**OBJECTIVE:** Leave out the pictures and repeat every record exactly.

**MATERIAL PROVIDED:**
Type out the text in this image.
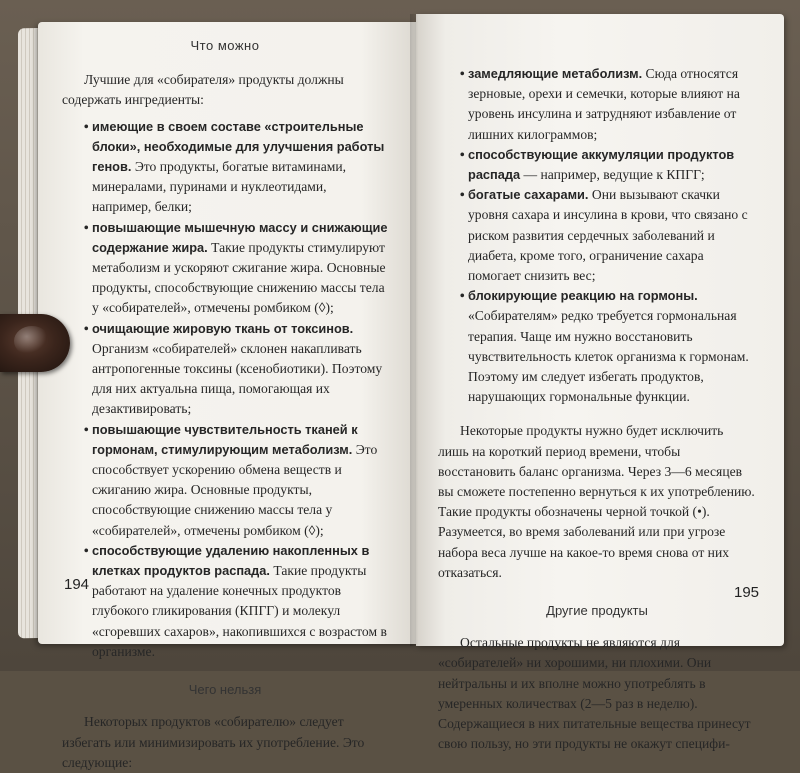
Что можно

Лучшие для «собирателя» продукты должны содержать ингредиенты:

• имеющие в своем составе «строительные блоки», необходимые для улучшения работы генов. Это продукты, богатые витаминами, минералами, пуринами и нуклеотидами, например, белки;
• повышающие мышечную массу и снижающие содержание жира. Такие продукты стимулируют метаболизм и ускоряют сжигание жира. Основные продукты, способствующие снижению массы тела у «собирателей», отмечены ромбиком (◊);
• очищающие жировую ткань от токсинов. Организм «собирателей» склонен накапливать антропогенные токсины (ксенобиотики). Поэтому для них актуальна пища, помогающая их дезактивировать;
• повышающие чувствительность тканей к гормонам, стимулирующим метаболизм. Это способствует ускорению обмена веществ и сжиганию жира. Основные продукты, способствующие снижению массы тела у «собирателей», отмечены ромбиком (◊);
• способствующие удалению накопленных в клетках продуктов распада. Такие продукты работают на удаление конечных продуктов глубокого гликирования (КПГГ) и молекул «сгоревших сахаров», накопившихся с возрастом в организме.
Чего нельзя

Некоторых продуктов «собирателю» следует избегать или минимизировать их употребление. Это следующие:

194
• замедляющие метаболизм. Сюда относятся зерновые, орехи и семечки, которые влияют на уровень инсулина и затрудняют избавление от лишних килограммов;
• способствующие аккумуляции продуктов распада — например, ведущие к КПГГ;
• богатые сахарами. Они вызывают скачки уровня сахара и инсулина в крови, что связано с риском развития сердечных заболеваний и диабета, кроме того, ограничение сахара помогает снизить вес;
• блокирующие реакцию на гормоны. «Собирателям» редко требуется гормональная терапия. Чаще им нужно восстановить чувствительность клеток организма к гормонам. Поэтому им следует избегать продуктов, нарушающих гормональные функции.

Некоторые продукты нужно будет исключить лишь на короткий период времени, чтобы восстановить баланс организма. Через 3—6 месяцев вы сможете постепенно вернуться к их употреблению. Такие продукты обозначены черной точкой (•). Разумеется, во время заболеваний или при угрозе набора веса лучше на какое-то время снова от них отказаться.

Другие продукты

Остальные продукты не являются для «собирателей» ни хорошими, ни плохими. Они нейтральны и их вполне можно употреблять в умеренных количествах (2—5 раз в неделю). Содержащиеся в них питательные вещества принесут свою пользу, но эти продукты не окажут специфи-

195
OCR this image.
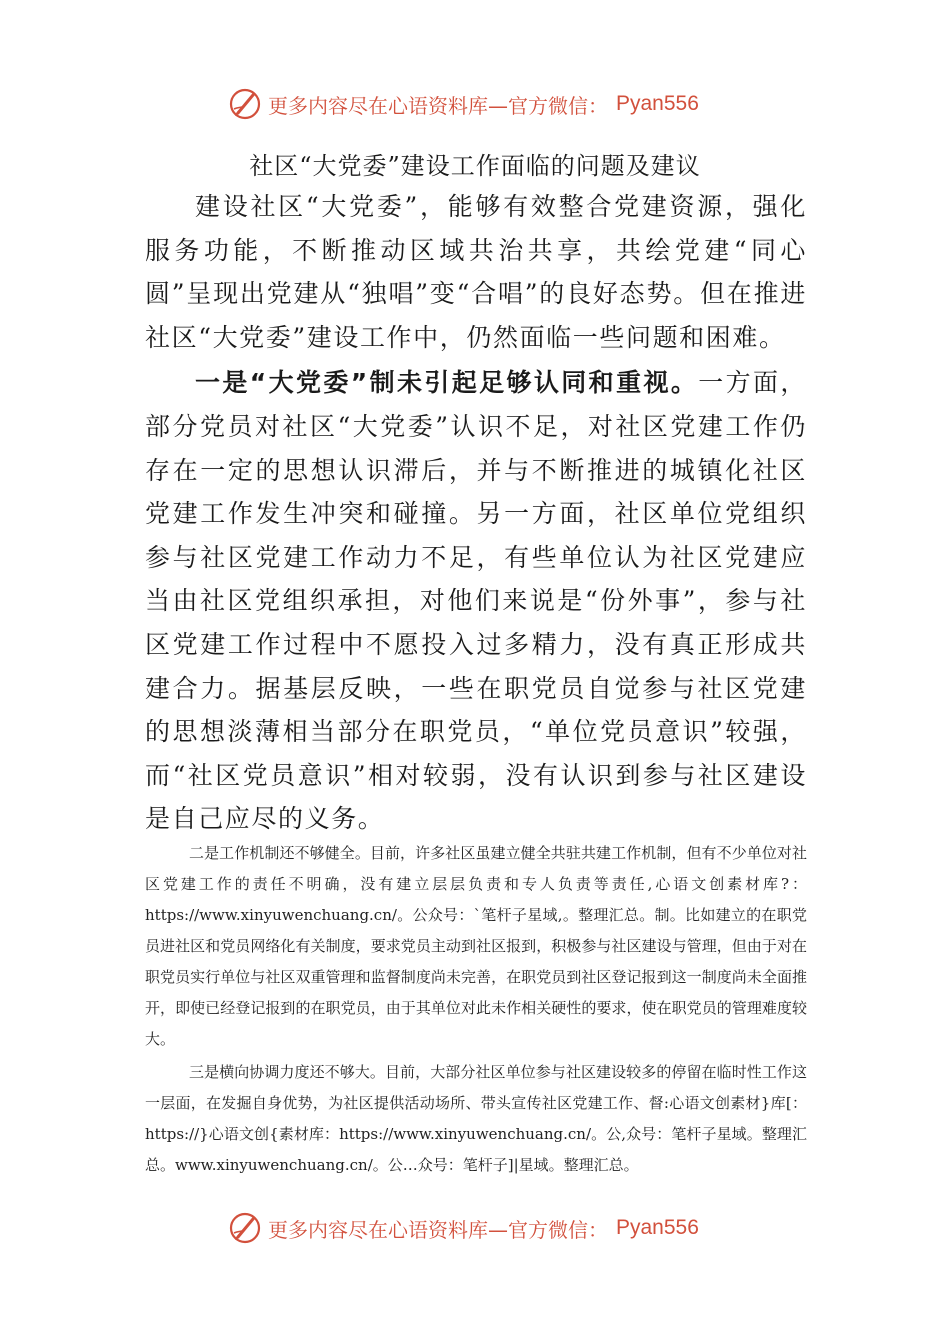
更多内容尽在心语资料库—官方微信： Pyan556
社区“大党委”建设工作面临的问题及建议

建设社区“大党委”，能够有效整合党建资源，强化服务功能，不断推动区域共治共享，共绘党建“同心圆”呈现出党建从“独唱”变“合唱”的良好态势。但在推进社区“大党委”建设工作中，仍然面临一些问题和困难。

一是“大党委”制未引起足够认同和重视。一方面，部分党员对社区“大党委”认识不足，对社区党建工作仍存在一定的思想认识滞后，并与不断推进的城镇化社区党建工作发生冲突和碰撞。另一方面，社区单位党组织参与社区党建工作动力不足，有些单位认为社区党建应当由社区党组织承担，对他们来说是“份外事”，参与社区党建工作过程中不愿投入过多精力，没有真正形成共建合力。据基层反映，一些在职党员自觉参与社区党建的思想淡薄相当部分在职党员，“单位党员意识”较强，而“社区党员意识”相对较弱，没有认识到参与社区建设是自己应尽的义务。

二是工作机制还不够健全。目前，许多社区虽建立健全共驻共建工作机制，但有不少单位对社区党建工作的责任不明确，没有建立层层负责和专人负责等责任,心语文创素材库?：https://www.xinyuwenchuang.cn/。公众号：`笔杆子星域,。整理汇总。制。比如建立的在职党员进社区和党员网络化有关制度，要求党员主动到社区报到，积极参与社区建设与管理，但由于对在职党员实行单位与社区双重管理和监督制度尚未完善，在职党员到社区登记报到这一制度尚未全面推开，即使已经登记报到的在职党员，由于其单位对此未作相关硬性的要求，使在职党员的管理难度较大。

三是横向协调力度还不够大。目前，大部分社区单位参与社区建设较多的停留在临时性工作这一层面，在发掘自身优势，为社区提供活动场所、带头宣传社区党建工作、督:心语文创素材}库[：https://}心语文创{素材库：https://www.xinyuwenchuang.cn/。公,众号：笔杆子星域。整理汇总。www.xinyuwenchuang.cn/。公…众号：笔杆子]|星域。整理汇总。

更多内容尽在心语资料库—官方微信： Pyan556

**RESULT OF THIS EXERCISE:**
Type out the text in this image.
Что можно

Лучшие для «собирателя» продукты должны содержать ингредиенты:

• имеющие в своем составе «строительные блоки», необходимые для улучшения работы генов. Это продукты, богатые витаминами, минералами, пуринами и нуклеотидами, например, белки;
• повышающие мышечную массу и снижающие содержание жира. Такие продукты стимулируют метаболизм и ускоряют сжигание жира. Основные продукты, способствующие снижению массы тела у «собирателей», отмечены ромбиком (◊);
• очищающие жировую ткань от токсинов. Организм «собирателей» склонен накапливать антропогенные токсины (ксенобиотики). Поэтому для них актуальна пища, помогающая их дезактивировать;
• повышающие чувствительность тканей к гормонам, стимулирующим метаболизм. Это способствует ускорению обмена веществ и сжиганию жира. Основные продукты, способствующие снижению массы тела у «собирателей», отмечены ромбиком (◊);
• способствующие удалению накопленных в клетках продуктов распада. Такие продукты работают на удаление конечных продуктов глубокого гликирования (КПГГ) и молекул «сгоревших сахаров», накопившихся с возрастом в организме.
Чего нельзя

Некоторых продуктов «собирателю» следует избегать или минимизировать их употребление. Это следующие:

194
• замедляющие метаболизм. Сюда относятся зерновые, орехи и семечки, которые влияют на уровень инсулина и затрудняют избавление от лишних килограммов;
• способствующие аккумуляции продуктов распада — например, ведущие к КПГГ;
• богатые сахарами. Они вызывают скачки уровня сахара и инсулина в крови, что связано с риском развития сердечных заболеваний и диабета, кроме того, ограничение сахара помогает снизить вес;
• блокирующие реакцию на гормоны. «Собирателям» редко требуется гормональная терапия. Чаще им нужно восстановить чувствительность клеток организма к гормонам. Поэтому им следует избегать продуктов, нарушающих гормональные функции.

Некоторые продукты нужно будет исключить лишь на короткий период времени, чтобы восстановить баланс организма. Через 3—6 месяцев вы сможете постепенно вернуться к их употреблению. Такие продукты обозначены черной точкой (•). Разумеется, во время заболеваний или при угрозе набора веса лучше на какое-то время снова от них отказаться.

Другие продукты

Остальные продукты не являются для «собирателей» ни хорошими, ни плохими. Они нейтральны и их вполне можно употреблять в умеренных количествах (2—5 раз в неделю). Содержащиеся в них питательные вещества принесут свою пользу, но эти продукты не окажут специфи-

195
OCR this image.
更多内容尽在心语资料库—官方微信： Pyan556
社区“大党委”建设工作面临的问题及建议

建设社区“大党委”，能够有效整合党建资源，强化服务功能，不断推动区域共治共享，共绘党建“同心圆”呈现出党建从“独唱”变“合唱”的良好态势。但在推进社区“大党委”建设工作中，仍然面临一些问题和困难。

一是“大党委”制未引起足够认同和重视。一方面，部分党员对社区“大党委”认识不足，对社区党建工作仍存在一定的思想认识滞后，并与不断推进的城镇化社区党建工作发生冲突和碰撞。另一方面，社区单位党组织参与社区党建工作动力不足，有些单位认为社区党建应当由社区党组织承担，对他们来说是“份外事”，参与社区党建工作过程中不愿投入过多精力，没有真正形成共建合力。据基层反映，一些在职党员自觉参与社区党建的思想淡薄相当部分在职党员，“单位党员意识”较强，而“社区党员意识”相对较弱，没有认识到参与社区建设是自己应尽的义务。

二是工作机制还不够健全。目前，许多社区虽建立健全共驻共建工作机制，但有不少单位对社区党建工作的责任不明确，没有建立层层负责和专人负责等责任,心语文创素材库?：https://www.xinyuwenchuang.cn/。公众号：`笔杆子星域,。整理汇总。制。比如建立的在职党员进社区和党员网络化有关制度，要求党员主动到社区报到，积极参与社区建设与管理，但由于对在职党员实行单位与社区双重管理和监督制度尚未完善，在职党员到社区登记报到这一制度尚未全面推开，即使已经登记报到的在职党员，由于其单位对此未作相关硬性的要求，使在职党员的管理难度较大。

三是横向协调力度还不够大。目前，大部分社区单位参与社区建设较多的停留在临时性工作这一层面，在发掘自身优势，为社区提供活动场所、带头宣传社区党建工作、督:心语文创素材}库[：https://}心语文创{素材库：https://www.xinyuwenchuang.cn/。公,众号：笔杆子星域。整理汇总。www.xinyuwenchuang.cn/。公…众号：笔杆子]|星域。整理汇总。

更多内容尽在心语资料库—官方微信： Pyan556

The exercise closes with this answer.